> **The problem**
Find the lines with "TOWARDS" in them and copy them out.

Data excerpts
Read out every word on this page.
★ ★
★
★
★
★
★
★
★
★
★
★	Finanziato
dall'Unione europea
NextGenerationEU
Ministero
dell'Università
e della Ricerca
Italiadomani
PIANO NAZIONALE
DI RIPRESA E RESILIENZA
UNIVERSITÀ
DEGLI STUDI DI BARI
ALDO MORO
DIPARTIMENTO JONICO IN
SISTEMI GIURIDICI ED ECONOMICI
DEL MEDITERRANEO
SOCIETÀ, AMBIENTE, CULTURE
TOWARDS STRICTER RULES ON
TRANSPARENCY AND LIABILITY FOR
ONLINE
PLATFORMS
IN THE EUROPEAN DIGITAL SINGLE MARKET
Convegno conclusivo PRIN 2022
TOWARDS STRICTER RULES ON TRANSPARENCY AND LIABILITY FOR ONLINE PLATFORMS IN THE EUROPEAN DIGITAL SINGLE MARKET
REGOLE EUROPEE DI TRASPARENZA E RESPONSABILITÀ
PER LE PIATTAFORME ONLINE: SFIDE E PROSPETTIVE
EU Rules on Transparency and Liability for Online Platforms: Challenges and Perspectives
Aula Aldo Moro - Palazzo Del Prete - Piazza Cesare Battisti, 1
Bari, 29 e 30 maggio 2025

> **Exercise response**
TOWARDS STRICTER RULES ON
TOWARDS STRICTER RULES ON TRANSPARENCY AND LIABILITY FOR ONLINE PLATFORMS IN THE EUROPEAN DIGITAL SINGLE MARKET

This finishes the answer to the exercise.